··· DATA LINES ···

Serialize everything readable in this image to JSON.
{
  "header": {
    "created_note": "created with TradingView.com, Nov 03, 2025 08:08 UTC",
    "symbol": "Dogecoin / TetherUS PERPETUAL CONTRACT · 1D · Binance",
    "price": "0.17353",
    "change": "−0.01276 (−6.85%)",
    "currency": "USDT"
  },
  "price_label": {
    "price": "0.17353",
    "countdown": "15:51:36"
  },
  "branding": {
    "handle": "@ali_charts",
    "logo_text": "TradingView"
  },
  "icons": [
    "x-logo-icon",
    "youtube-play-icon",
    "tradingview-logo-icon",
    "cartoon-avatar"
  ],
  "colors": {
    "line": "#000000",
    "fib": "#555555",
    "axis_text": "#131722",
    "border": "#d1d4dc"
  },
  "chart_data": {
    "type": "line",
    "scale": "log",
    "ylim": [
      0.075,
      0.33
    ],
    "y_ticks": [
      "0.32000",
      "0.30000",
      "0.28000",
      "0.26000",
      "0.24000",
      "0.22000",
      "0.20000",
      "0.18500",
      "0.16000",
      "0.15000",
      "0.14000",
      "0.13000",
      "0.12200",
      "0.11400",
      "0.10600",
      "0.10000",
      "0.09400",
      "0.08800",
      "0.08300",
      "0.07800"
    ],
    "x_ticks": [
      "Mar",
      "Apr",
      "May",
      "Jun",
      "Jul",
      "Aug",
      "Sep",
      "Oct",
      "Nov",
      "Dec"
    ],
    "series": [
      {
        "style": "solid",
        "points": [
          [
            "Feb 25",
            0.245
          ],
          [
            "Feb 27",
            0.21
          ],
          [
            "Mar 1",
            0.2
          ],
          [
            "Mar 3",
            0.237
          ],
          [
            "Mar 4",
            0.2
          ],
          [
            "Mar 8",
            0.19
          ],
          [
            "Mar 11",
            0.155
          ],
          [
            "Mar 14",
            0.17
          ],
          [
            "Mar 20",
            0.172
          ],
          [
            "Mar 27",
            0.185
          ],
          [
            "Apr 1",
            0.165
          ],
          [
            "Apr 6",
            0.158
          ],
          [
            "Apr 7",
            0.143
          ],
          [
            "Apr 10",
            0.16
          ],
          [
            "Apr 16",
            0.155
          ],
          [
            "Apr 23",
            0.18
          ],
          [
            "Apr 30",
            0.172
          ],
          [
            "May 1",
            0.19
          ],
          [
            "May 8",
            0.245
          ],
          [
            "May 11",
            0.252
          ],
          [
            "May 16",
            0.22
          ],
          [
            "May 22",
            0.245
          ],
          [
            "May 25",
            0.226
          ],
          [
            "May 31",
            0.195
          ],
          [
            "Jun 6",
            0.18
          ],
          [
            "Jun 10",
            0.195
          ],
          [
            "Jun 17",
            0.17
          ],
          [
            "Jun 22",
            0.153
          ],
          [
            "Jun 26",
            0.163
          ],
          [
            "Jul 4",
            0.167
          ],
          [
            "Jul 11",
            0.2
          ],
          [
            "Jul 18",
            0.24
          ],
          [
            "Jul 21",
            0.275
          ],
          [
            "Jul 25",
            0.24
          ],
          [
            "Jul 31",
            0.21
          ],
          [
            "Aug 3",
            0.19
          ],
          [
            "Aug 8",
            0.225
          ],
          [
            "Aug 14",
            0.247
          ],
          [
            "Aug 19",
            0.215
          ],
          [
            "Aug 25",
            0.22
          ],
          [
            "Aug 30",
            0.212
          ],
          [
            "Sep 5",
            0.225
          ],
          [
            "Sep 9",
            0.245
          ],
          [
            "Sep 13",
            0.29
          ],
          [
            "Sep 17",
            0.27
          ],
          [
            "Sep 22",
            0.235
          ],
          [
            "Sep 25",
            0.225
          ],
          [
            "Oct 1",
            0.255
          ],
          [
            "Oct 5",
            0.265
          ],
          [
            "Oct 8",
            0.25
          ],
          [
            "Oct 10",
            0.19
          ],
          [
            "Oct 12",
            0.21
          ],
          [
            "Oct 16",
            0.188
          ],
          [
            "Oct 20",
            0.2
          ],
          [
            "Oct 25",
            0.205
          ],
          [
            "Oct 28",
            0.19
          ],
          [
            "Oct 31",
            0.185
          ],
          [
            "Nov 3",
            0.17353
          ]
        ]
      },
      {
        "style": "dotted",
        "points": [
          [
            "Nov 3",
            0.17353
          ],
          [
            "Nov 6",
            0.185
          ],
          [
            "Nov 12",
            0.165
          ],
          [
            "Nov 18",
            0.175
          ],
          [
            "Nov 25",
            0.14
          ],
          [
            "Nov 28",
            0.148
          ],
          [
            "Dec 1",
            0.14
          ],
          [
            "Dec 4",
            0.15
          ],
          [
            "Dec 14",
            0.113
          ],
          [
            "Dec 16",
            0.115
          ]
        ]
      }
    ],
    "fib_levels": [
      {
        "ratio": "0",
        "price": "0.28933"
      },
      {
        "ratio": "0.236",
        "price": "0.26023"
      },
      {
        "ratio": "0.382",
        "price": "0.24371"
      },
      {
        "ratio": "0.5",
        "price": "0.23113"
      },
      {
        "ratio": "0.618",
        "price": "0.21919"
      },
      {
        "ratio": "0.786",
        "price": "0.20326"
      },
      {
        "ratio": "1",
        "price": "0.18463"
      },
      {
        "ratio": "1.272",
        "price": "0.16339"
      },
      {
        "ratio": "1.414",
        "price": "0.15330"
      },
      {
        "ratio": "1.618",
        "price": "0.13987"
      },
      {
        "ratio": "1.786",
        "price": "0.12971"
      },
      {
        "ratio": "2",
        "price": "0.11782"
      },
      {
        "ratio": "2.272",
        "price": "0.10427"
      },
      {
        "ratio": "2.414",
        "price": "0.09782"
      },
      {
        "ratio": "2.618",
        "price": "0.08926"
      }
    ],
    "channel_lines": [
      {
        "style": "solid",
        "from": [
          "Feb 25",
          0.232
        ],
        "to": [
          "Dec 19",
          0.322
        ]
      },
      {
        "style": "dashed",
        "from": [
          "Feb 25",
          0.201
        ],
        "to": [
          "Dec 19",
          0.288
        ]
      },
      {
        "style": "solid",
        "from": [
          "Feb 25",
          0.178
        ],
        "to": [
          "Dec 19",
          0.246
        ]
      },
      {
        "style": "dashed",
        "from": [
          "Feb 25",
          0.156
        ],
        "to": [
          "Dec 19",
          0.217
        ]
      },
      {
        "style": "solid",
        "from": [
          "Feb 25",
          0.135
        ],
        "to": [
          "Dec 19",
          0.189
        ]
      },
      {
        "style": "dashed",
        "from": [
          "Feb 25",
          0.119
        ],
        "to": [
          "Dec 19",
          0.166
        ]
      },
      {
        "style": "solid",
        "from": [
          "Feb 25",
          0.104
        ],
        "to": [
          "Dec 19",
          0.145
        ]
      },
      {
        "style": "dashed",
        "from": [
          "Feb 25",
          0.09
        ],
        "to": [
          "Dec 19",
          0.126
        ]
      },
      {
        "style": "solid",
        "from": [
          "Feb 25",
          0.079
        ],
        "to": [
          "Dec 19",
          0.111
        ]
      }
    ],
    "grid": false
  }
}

···

PROBLEM STATEMENT:
Nothing in the data may differ; print all of it exactly as written.

SOLUTION FOR THIS PROBLEM:
Serialize everything readable in this image to JSON.
{
  "header": {
    "created_note": "created with TradingView.com, Nov 03, 2025 08:08 UTC",
    "symbol": "Dogecoin / TetherUS PERPETUAL CONTRACT · 1D · Binance",
    "price": "0.17353",
    "change": "−0.01276 (−6.85%)",
    "currency": "USDT"
  },
  "price_label": {
    "price": "0.17353",
    "countdown": "15:51:36"
  },
  "branding": {
    "handle": "@ali_charts",
    "logo_text": "TradingView"
  },
  "icons": [
    "x-logo-icon",
    "youtube-play-icon",
    "tradingview-logo-icon",
    "cartoon-avatar"
  ],
  "colors": {
    "line": "#000000",
    "fib": "#555555",
    "axis_text": "#131722",
    "border": "#d1d4dc"
  },
  "chart_data": {
    "type": "line",
    "scale": "log",
    "ylim": [
      0.075,
      0.33
    ],
    "y_ticks": [
      "0.32000",
      "0.30000",
      "0.28000",
      "0.26000",
      "0.24000",
      "0.22000",
      "0.20000",
      "0.18500",
      "0.16000",
      "0.15000",
      "0.14000",
      "0.13000",
      "0.12200",
      "0.11400",
      "0.10600",
      "0.10000",
      "0.09400",
      "0.08800",
      "0.08300",
      "0.07800"
    ],
    "x_ticks": [
      "Mar",
      "Apr",
      "May",
      "Jun",
      "Jul",
      "Aug",
      "Sep",
      "Oct",
      "Nov",
      "Dec"
    ],
    "series": [
      {
        "style": "solid",
        "points": [
          [
            "Feb 25",
            0.245
          ],
          [
            "Feb 27",
            0.21
          ],
          [
            "Mar 1",
            0.2
          ],
          [
            "Mar 3",
            0.237
          ],
          [
            "Mar 4",
            0.2
          ],
          [
            "Mar 8",
            0.19
          ],
          [
            "Mar 11",
            0.155
          ],
          [
            "Mar 14",
            0.17
          ],
          [
            "Mar 20",
            0.172
          ],
          [
            "Mar 27",
            0.185
          ],
          [
            "Apr 1",
            0.165
          ],
          [
            "Apr 6",
            0.158
          ],
          [
            "Apr 7",
            0.143
          ],
          [
            "Apr 10",
            0.16
          ],
          [
            "Apr 16",
            0.155
          ],
          [
            "Apr 23",
            0.18
          ],
          [
            "Apr 30",
            0.172
          ],
          [
            "May 1",
            0.19
          ],
          [
            "May 8",
            0.245
          ],
          [
            "May 11",
            0.252
          ],
          [
            "May 16",
            0.22
          ],
          [
            "May 22",
            0.245
          ],
          [
            "May 25",
            0.226
          ],
          [
            "May 31",
            0.195
          ],
          [
            "Jun 6",
            0.18
          ],
          [
            "Jun 10",
            0.195
          ],
          [
            "Jun 17",
            0.17
          ],
          [
            "Jun 22",
            0.153
          ],
          [
            "Jun 26",
            0.163
          ],
          [
            "Jul 4",
            0.167
          ],
          [
            "Jul 11",
            0.2
          ],
          [
            "Jul 18",
            0.24
          ],
          [
            "Jul 21",
            0.275
          ],
          [
            "Jul 25",
            0.24
          ],
          [
            "Jul 31",
            0.21
          ],
          [
            "Aug 3",
            0.19
          ],
          [
            "Aug 8",
            0.225
          ],
          [
            "Aug 14",
            0.247
          ],
          [
            "Aug 19",
            0.215
          ],
          [
            "Aug 25",
            0.22
          ],
          [
            "Aug 30",
            0.212
          ],
          [
            "Sep 5",
            0.225
          ],
          [
            "Sep 9",
            0.245
          ],
          [
            "Sep 13",
            0.29
          ],
          [
            "Sep 17",
            0.27
          ],
          [
            "Sep 22",
            0.235
          ],
          [
            "Sep 25",
            0.225
          ],
          [
            "Oct 1",
            0.255
          ],
          [
            "Oct 5",
            0.265
          ],
          [
            "Oct 8",
            0.25
          ],
          [
            "Oct 10",
            0.19
          ],
          [
            "Oct 12",
            0.21
          ],
          [
            "Oct 16",
            0.188
          ],
          [
            "Oct 20",
            0.2
          ],
          [
            "Oct 25",
            0.205
          ],
          [
            "Oct 28",
            0.19
          ],
          [
            "Oct 31",
            0.185
          ],
          [
            "Nov 3",
            0.17353
          ]
        ]
      },
      {
        "style": "dotted",
        "points": [
          [
            "Nov 3",
            0.17353
          ],
          [
            "Nov 6",
            0.185
          ],
          [
            "Nov 12",
            0.165
          ],
          [
            "Nov 18",
            0.175
          ],
          [
            "Nov 25",
            0.14
          ],
          [
            "Nov 28",
            0.148
          ],
          [
            "Dec 1",
            0.14
          ],
          [
            "Dec 4",
            0.15
          ],
          [
            "Dec 14",
            0.113
          ],
          [
            "Dec 16",
            0.115
          ]
        ]
      }
    ],
    "fib_levels": [
      {
        "ratio": "0",
        "price": "0.28933"
      },
      {
        "ratio": "0.236",
        "price": "0.26023"
      },
      {
        "ratio": "0.382",
        "price": "0.24371"
      },
      {
        "ratio": "0.5",
        "price": "0.23113"
      },
      {
        "ratio": "0.618",
        "price": "0.21919"
      },
      {
        "ratio": "0.786",
        "price": "0.20326"
      },
      {
        "ratio": "1",
        "price": "0.18463"
      },
      {
        "ratio": "1.272",
        "price": "0.16339"
      },
      {
        "ratio": "1.414",
        "price": "0.15330"
      },
      {
        "ratio": "1.618",
        "price": "0.13987"
      },
      {
        "ratio": "1.786",
        "price": "0.12971"
      },
      {
        "ratio": "2",
        "price": "0.11782"
      },
      {
        "ratio": "2.272",
        "price": "0.10427"
      },
      {
        "ratio": "2.414",
        "price": "0.09782"
      },
      {
        "ratio": "2.618",
        "price": "0.08926"
      }
    ],
    "channel_lines": [
      {
        "style": "solid",
        "from": [
          "Feb 25",
          0.232
        ],
        "to": [
          "Dec 19",
          0.322
        ]
      },
      {
        "style": "dashed",
        "from": [
          "Feb 25",
          0.201
        ],
        "to": [
          "Dec 19",
          0.288
        ]
      },
      {
        "style": "solid",
        "from": [
          "Feb 25",
          0.178
        ],
        "to": [
          "Dec 19",
          0.246
        ]
      },
      {
        "style": "dashed",
        "from": [
          "Feb 25",
          0.156
        ],
        "to": [
          "Dec 19",
          0.217
        ]
      },
      {
        "style": "solid",
        "from": [
          "Feb 25",
          0.135
        ],
        "to": [
          "Dec 19",
          0.189
        ]
      },
      {
        "style": "dashed",
        "from": [
          "Feb 25",
          0.119
        ],
        "to": [
          "Dec 19",
          0.166
        ]
      },
      {
        "style": "solid",
        "from": [
          "Feb 25",
          0.104
        ],
        "to": [
          "Dec 19",
          0.145
        ]
      },
      {
        "style": "dashed",
        "from": [
          "Feb 25",
          0.09
        ],
        "to": [
          "Dec 19",
          0.126
        ]
      },
      {
        "style": "solid",
        "from": [
          "Feb 25",
          0.079
        ],
        "to": [
          "Dec 19",
          0.111
        ]
      }
    ],
    "grid": false
  }
}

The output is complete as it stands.